▶ **Data supplied**:
================================

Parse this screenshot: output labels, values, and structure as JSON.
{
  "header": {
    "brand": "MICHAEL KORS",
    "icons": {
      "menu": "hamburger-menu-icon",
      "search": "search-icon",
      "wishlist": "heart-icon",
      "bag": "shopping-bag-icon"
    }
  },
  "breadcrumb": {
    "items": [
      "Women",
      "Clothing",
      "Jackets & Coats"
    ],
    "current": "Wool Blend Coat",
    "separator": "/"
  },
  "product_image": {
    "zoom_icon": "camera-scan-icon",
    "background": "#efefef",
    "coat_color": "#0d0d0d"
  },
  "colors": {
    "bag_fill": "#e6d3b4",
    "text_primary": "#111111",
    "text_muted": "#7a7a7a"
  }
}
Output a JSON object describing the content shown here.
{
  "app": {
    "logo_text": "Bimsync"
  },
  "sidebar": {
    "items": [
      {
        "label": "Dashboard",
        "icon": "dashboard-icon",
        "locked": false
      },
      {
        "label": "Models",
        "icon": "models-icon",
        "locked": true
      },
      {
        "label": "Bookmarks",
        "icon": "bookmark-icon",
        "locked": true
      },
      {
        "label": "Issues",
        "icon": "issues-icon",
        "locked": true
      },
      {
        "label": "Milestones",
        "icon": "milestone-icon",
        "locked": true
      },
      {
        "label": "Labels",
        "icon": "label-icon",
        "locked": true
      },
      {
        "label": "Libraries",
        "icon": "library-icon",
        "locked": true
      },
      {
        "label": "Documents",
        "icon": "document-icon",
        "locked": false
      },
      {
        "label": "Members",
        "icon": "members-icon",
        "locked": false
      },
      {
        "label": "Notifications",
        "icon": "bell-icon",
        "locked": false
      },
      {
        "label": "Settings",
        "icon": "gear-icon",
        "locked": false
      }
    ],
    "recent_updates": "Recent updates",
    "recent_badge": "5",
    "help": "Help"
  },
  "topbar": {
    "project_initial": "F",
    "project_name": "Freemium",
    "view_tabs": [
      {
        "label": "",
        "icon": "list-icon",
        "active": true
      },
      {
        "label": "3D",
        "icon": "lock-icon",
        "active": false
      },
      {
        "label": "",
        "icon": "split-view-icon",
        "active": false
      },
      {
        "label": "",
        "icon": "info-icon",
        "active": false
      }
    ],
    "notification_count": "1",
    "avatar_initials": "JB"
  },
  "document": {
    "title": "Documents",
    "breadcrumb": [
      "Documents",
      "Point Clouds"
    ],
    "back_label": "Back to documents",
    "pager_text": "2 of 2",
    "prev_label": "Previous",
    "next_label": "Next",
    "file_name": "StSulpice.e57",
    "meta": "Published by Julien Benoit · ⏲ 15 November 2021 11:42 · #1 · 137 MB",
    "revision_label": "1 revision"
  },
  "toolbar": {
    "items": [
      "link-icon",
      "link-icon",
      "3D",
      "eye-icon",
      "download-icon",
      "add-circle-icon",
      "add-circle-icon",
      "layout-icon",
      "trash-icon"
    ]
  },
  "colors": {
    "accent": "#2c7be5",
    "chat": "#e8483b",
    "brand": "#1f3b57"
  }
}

================================

▶ **Aim**: Output all preceding records character for character.

▶ **Exercise response**:
Parse this screenshot: output labels, values, and structure as JSON.
{
  "header": {
    "brand": "MICHAEL KORS",
    "icons": {
      "menu": "hamburger-menu-icon",
      "search": "search-icon",
      "wishlist": "heart-icon",
      "bag": "shopping-bag-icon"
    }
  },
  "breadcrumb": {
    "items": [
      "Women",
      "Clothing",
      "Jackets & Coats"
    ],
    "current": "Wool Blend Coat",
    "separator": "/"
  },
  "product_image": {
    "zoom_icon": "camera-scan-icon",
    "background": "#efefef",
    "coat_color": "#0d0d0d"
  },
  "colors": {
    "bag_fill": "#e6d3b4",
    "text_primary": "#111111",
    "text_muted": "#7a7a7a"
  }
}
Output a JSON object describing the content shown here.
{
  "app": {
    "logo_text": "Bimsync"
  },
  "sidebar": {
    "items": [
      {
        "label": "Dashboard",
        "icon": "dashboard-icon",
        "locked": false
      },
      {
        "label": "Models",
        "icon": "models-icon",
        "locked": true
      },
      {
        "label": "Bookmarks",
        "icon": "bookmark-icon",
        "locked": true
      },
      {
        "label": "Issues",
        "icon": "issues-icon",
        "locked": true
      },
      {
        "label": "Milestones",
        "icon": "milestone-icon",
        "locked": true
      },
      {
        "label": "Labels",
        "icon": "label-icon",
        "locked": true
      },
      {
        "label": "Libraries",
        "icon": "library-icon",
        "locked": true
      },
      {
        "label": "Documents",
        "icon": "document-icon",
        "locked": false
      },
      {
        "label": "Members",
        "icon": "members-icon",
        "locked": false
      },
      {
        "label": "Notifications",
        "icon": "bell-icon",
        "locked": false
      },
      {
        "label": "Settings",
        "icon": "gear-icon",
        "locked": false
      }
    ],
    "recent_updates": "Recent updates",
    "recent_badge": "5",
    "help": "Help"
  },
  "topbar": {
    "project_initial": "F",
    "project_name": "Freemium",
    "view_tabs": [
      {
        "label": "",
        "icon": "list-icon",
        "active": true
      },
      {
        "label": "3D",
        "icon": "lock-icon",
        "active": false
      },
      {
        "label": "",
        "icon": "split-view-icon",
        "active": false
      },
      {
        "label": "",
        "icon": "info-icon",
        "active": false
      }
    ],
    "notification_count": "1",
    "avatar_initials": "JB"
  },
  "document": {
    "title": "Documents",
    "breadcrumb": [
      "Documents",
      "Point Clouds"
    ],
    "back_label": "Back to documents",
    "pager_text": "2 of 2",
    "prev_label": "Previous",
    "next_label": "Next",
    "file_name": "StSulpice.e57",
    "meta": "Published by Julien Benoit · ⏲ 15 November 2021 11:42 · #1 · 137 MB",
    "revision_label": "1 revision"
  },
  "toolbar": {
    "items": [
      "link-icon",
      "link-icon",
      "3D",
      "eye-icon",
      "download-icon",
      "add-circle-icon",
      "add-circle-icon",
      "layout-icon",
      "trash-icon"
    ]
  },
  "colors": {
    "accent": "#2c7be5",
    "chat": "#e8483b",
    "brand": "#1f3b57"
  }
}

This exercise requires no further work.